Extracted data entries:

#####

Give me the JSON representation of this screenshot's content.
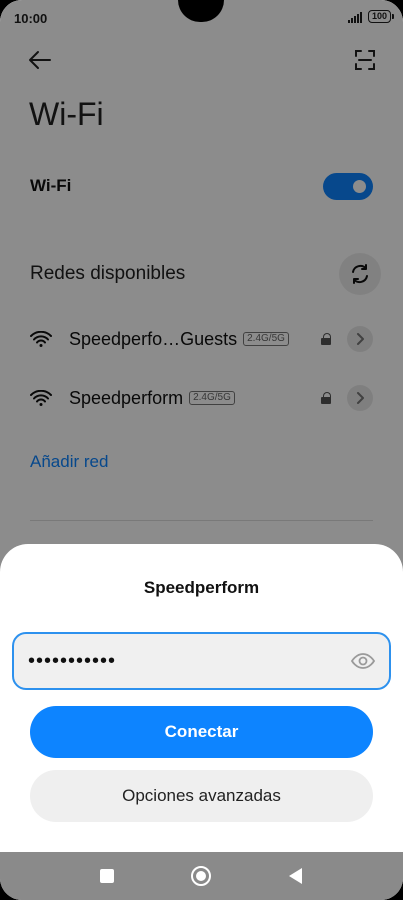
{
  "status_bar": {
    "time": "10:00",
    "battery": "100"
  },
  "page": {
    "title": "Wi-Fi"
  },
  "wifi_toggle": {
    "label": "Wi-Fi",
    "state": "on"
  },
  "networks_section": {
    "title": "Redes disponibles"
  },
  "networks": [
    {
      "name": "Speedperfo…Guests",
      "band": "2.4G/5G",
      "secured": true
    },
    {
      "name": "Speedperform",
      "band": "2.4G/5G",
      "secured": true
    }
  ],
  "add_network": {
    "label": "Añadir red"
  },
  "dialog": {
    "title": "Speedperform",
    "password_value": "•••••••••••",
    "connect_label": "Conectar",
    "advanced_label": "Opciones avanzadas"
  },
  "colors": {
    "accent": "#0d84ff",
    "field_border": "#2d91ee"
  },
  "icons": {
    "back": "arrow-left-icon",
    "scan": "qr-scan-icon",
    "refresh": "refresh-icon",
    "wifi": "wifi-signal-icon",
    "lock": "lock-icon",
    "chevron": "chevron-right-icon",
    "eye": "eye-icon"
  }
}
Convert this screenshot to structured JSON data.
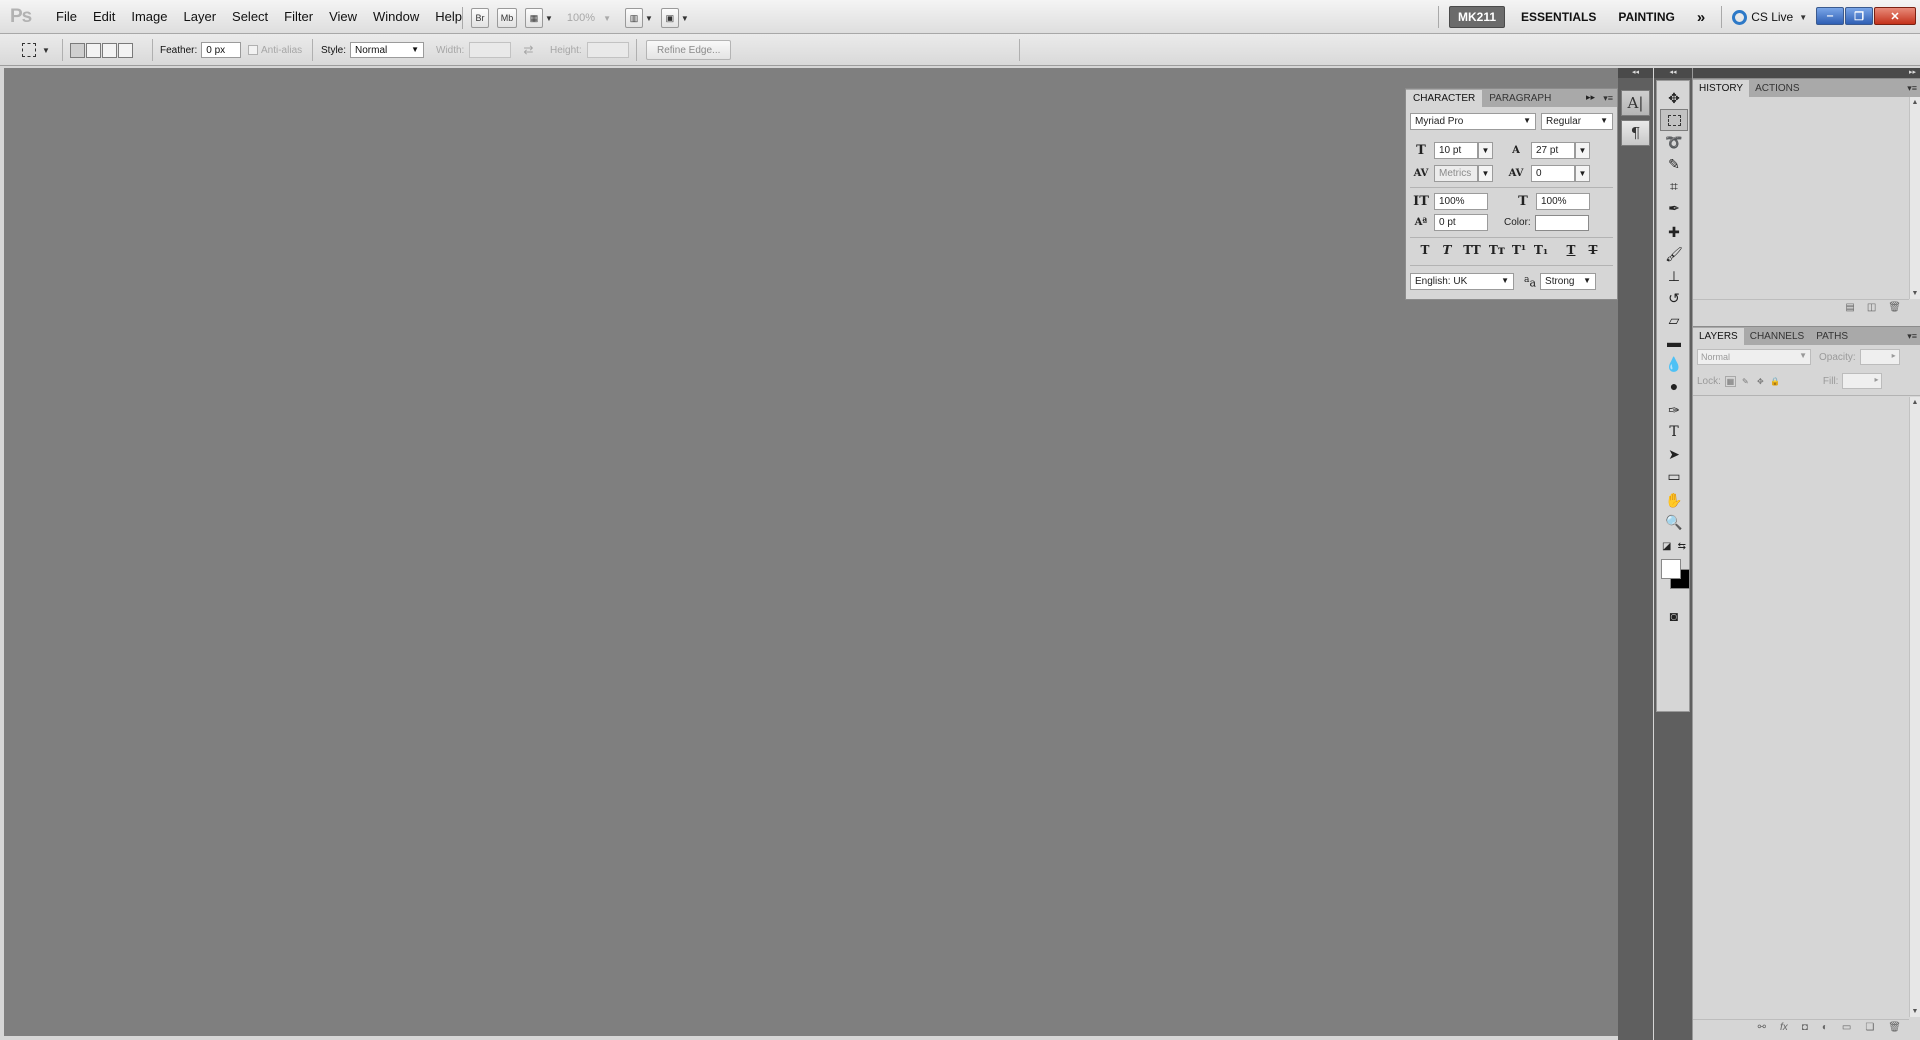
{
  "app": {
    "logo": "Ps",
    "menu": [
      "File",
      "Edit",
      "Image",
      "Layer",
      "Select",
      "Filter",
      "View",
      "Window",
      "Help"
    ],
    "bridge_label": "Br",
    "minibridge_label": "Mb",
    "zoom": "100%",
    "workspaces": {
      "current": "MK211",
      "essentials": "ESSENTIALS",
      "painting": "PAINTING",
      "more": "»"
    },
    "cs_live": "CS Live"
  },
  "options": {
    "feather_label": "Feather:",
    "feather_value": "0 px",
    "antialias_label": "Anti-alias",
    "style_label": "Style:",
    "style_value": "Normal",
    "width_label": "Width:",
    "height_label": "Height:",
    "refine_edge": "Refine Edge..."
  },
  "character": {
    "tabs": [
      "CHARACTER",
      "PARAGRAPH"
    ],
    "font_family": "Myriad Pro",
    "font_style": "Regular",
    "font_size": "10 pt",
    "leading": "27 pt",
    "kerning": "Metrics",
    "tracking": "0",
    "vertical_scale": "100%",
    "horizontal_scale": "100%",
    "baseline_shift": "0 pt",
    "color_label": "Color:",
    "language": "English: UK",
    "antialias": "Strong",
    "antialias_icon_text": "a",
    "antialias_icon_text2": "a"
  },
  "dock": {
    "history_tabs": [
      "HISTORY",
      "ACTIONS"
    ],
    "layers_tabs": [
      "LAYERS",
      "CHANNELS",
      "PATHS"
    ],
    "blend_mode": "Normal",
    "opacity_label": "Opacity:",
    "lock_label": "Lock:",
    "fill_label": "Fill:"
  },
  "colors": {
    "canvas": "#7f7f7f",
    "panel": "#d6d6d6",
    "dark_strip": "#5f5f5f",
    "workspace_active": "#6b6b6b"
  }
}
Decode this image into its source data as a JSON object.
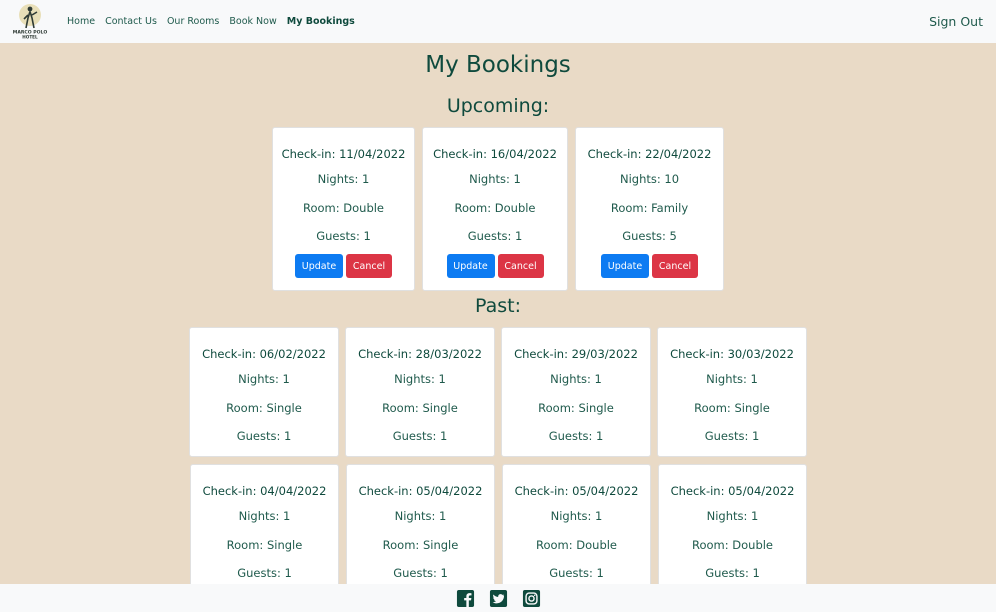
{
  "nav": {
    "logo_text": "MARCO POLO HOTEL",
    "links": [
      "Home",
      "Contact Us",
      "Our Rooms",
      "Book Now",
      "My Bookings"
    ],
    "active": "My Bookings",
    "signout": "Sign Out"
  },
  "page": {
    "title": "My Bookings",
    "upcoming_title": "Upcoming:",
    "past_title": "Past:"
  },
  "actions": {
    "update": "Update",
    "cancel": "Cancel"
  },
  "upcoming": [
    {
      "checkin": "Check-in: 11/04/2022",
      "nights": "Nights: 1",
      "room": "Room: Double",
      "guests": "Guests: 1"
    },
    {
      "checkin": "Check-in: 16/04/2022",
      "nights": "Nights: 1",
      "room": "Room: Double",
      "guests": "Guests: 1"
    },
    {
      "checkin": "Check-in: 22/04/2022",
      "nights": "Nights: 10",
      "room": "Room: Family",
      "guests": "Guests: 5"
    }
  ],
  "past": [
    {
      "checkin": "Check-in: 06/02/2022",
      "nights": "Nights: 1",
      "room": "Room: Single",
      "guests": "Guests: 1"
    },
    {
      "checkin": "Check-in: 28/03/2022",
      "nights": "Nights: 1",
      "room": "Room: Single",
      "guests": "Guests: 1"
    },
    {
      "checkin": "Check-in: 29/03/2022",
      "nights": "Nights: 1",
      "room": "Room: Single",
      "guests": "Guests: 1"
    },
    {
      "checkin": "Check-in: 30/03/2022",
      "nights": "Nights: 1",
      "room": "Room: Single",
      "guests": "Guests: 1"
    },
    {
      "checkin": "Check-in: 04/04/2022",
      "nights": "Nights: 1",
      "room": "Room: Single",
      "guests": "Guests: 1"
    },
    {
      "checkin": "Check-in: 05/04/2022",
      "nights": "Nights: 1",
      "room": "Room: Single",
      "guests": "Guests: 1"
    },
    {
      "checkin": "Check-in: 05/04/2022",
      "nights": "Nights: 1",
      "room": "Room: Double",
      "guests": "Guests: 1"
    },
    {
      "checkin": "Check-in: 05/04/2022",
      "nights": "Nights: 1",
      "room": "Room: Double",
      "guests": "Guests: 1"
    }
  ],
  "footer": {
    "icons": [
      "facebook-icon",
      "twitter-icon",
      "instagram-icon"
    ]
  },
  "colors": {
    "background": "#e9dac6",
    "text": "#1f5a4c",
    "update": "#0d7bf2",
    "cancel": "#dc3545",
    "navbar": "#f8f9fa"
  }
}
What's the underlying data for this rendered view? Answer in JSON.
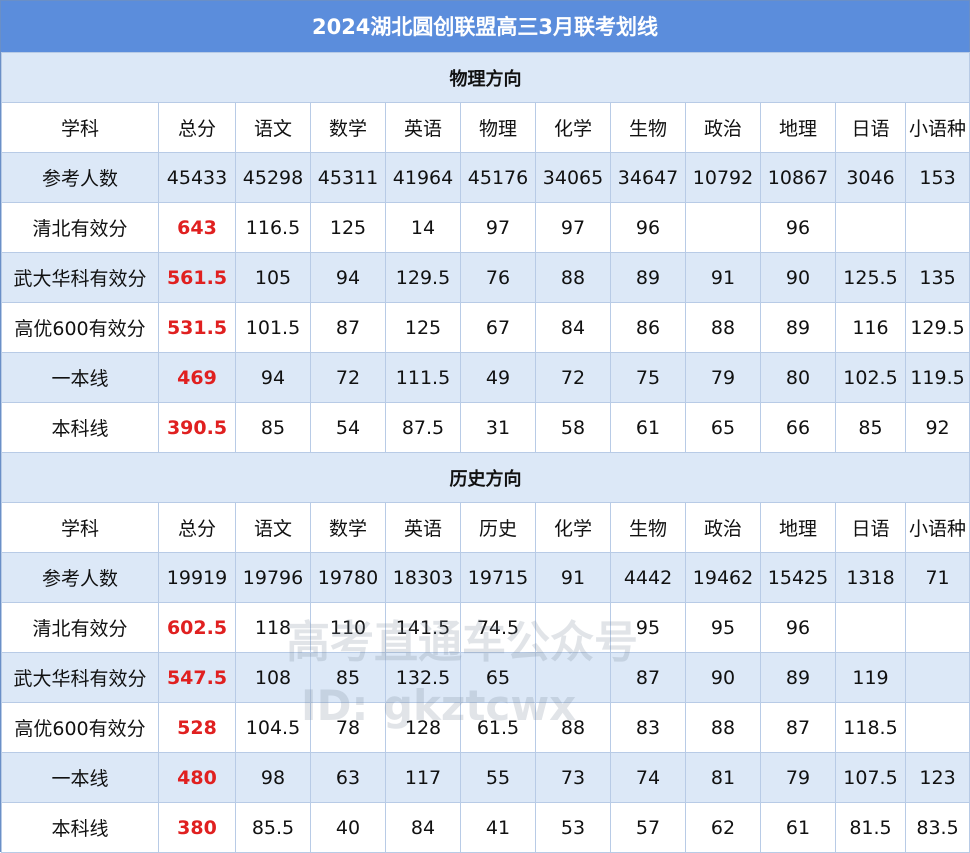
{
  "title": "2024湖北圆创联盟高三3月联考划线",
  "header_columns_physics": [
    "学科",
    "总分",
    "语文",
    "数学",
    "英语",
    "物理",
    "化学",
    "生物",
    "政治",
    "地理",
    "日语",
    "小语种"
  ],
  "header_columns_history": [
    "学科",
    "总分",
    "语文",
    "数学",
    "英语",
    "历史",
    "化学",
    "生物",
    "政治",
    "地理",
    "日语",
    "小语种"
  ],
  "sections": [
    {
      "name": "物理方向",
      "rows": [
        [
          "参考人数",
          "45433",
          "45298",
          "45311",
          "41964",
          "45176",
          "34065",
          "34647",
          "10792",
          "10867",
          "3046",
          "153"
        ],
        [
          "清北有效分",
          "643",
          "116.5",
          "125",
          "14",
          "97",
          "97",
          "96",
          "",
          "96",
          "",
          ""
        ],
        [
          "武大华科有效分",
          "561.5",
          "105",
          "94",
          "129.5",
          "76",
          "88",
          "89",
          "91",
          "90",
          "125.5",
          "135"
        ],
        [
          "高优600有效分",
          "531.5",
          "101.5",
          "87",
          "125",
          "67",
          "84",
          "86",
          "88",
          "89",
          "116",
          "129.5"
        ],
        [
          "一本线",
          "469",
          "94",
          "72",
          "111.5",
          "49",
          "72",
          "75",
          "79",
          "80",
          "102.5",
          "119.5"
        ],
        [
          "本科线",
          "390.5",
          "85",
          "54",
          "87.5",
          "31",
          "58",
          "61",
          "65",
          "66",
          "85",
          "92"
        ]
      ]
    },
    {
      "name": "历史方向",
      "rows": [
        [
          "参考人数",
          "19919",
          "19796",
          "19780",
          "18303",
          "19715",
          "91",
          "4442",
          "19462",
          "15425",
          "1318",
          "71"
        ],
        [
          "清北有效分",
          "602.5",
          "118",
          "110",
          "141.5",
          "74.5",
          "",
          "95",
          "95",
          "96",
          "",
          ""
        ],
        [
          "武大华科有效分",
          "547.5",
          "108",
          "85",
          "132.5",
          "65",
          "",
          "87",
          "90",
          "89",
          "119",
          ""
        ],
        [
          "高优600有效分",
          "528",
          "104.5",
          "78",
          "128",
          "61.5",
          "88",
          "83",
          "88",
          "87",
          "118.5",
          ""
        ],
        [
          "一本线",
          "480",
          "98",
          "63",
          "117",
          "55",
          "73",
          "74",
          "81",
          "79",
          "107.5",
          "123"
        ],
        [
          "本科线",
          "380",
          "85.5",
          "40",
          "84",
          "41",
          "53",
          "57",
          "62",
          "61",
          "81.5",
          "83.5"
        ]
      ]
    }
  ],
  "watermark": {
    "line1": "高考直通车公众号",
    "line2": "ID: gkztcwx"
  },
  "colors": {
    "title_bg": "#5b8ddc",
    "shade": "#dce8f7",
    "total_text": "#e02020",
    "border": "#b8cbe6"
  }
}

#####

### EXERCISE DIRECTIONS
Using the listing above, pull out all lines that hold the word "Normal".

### RIGHT ANSWER
    "style_value": "Normal",
    "blend_mode": "Normal",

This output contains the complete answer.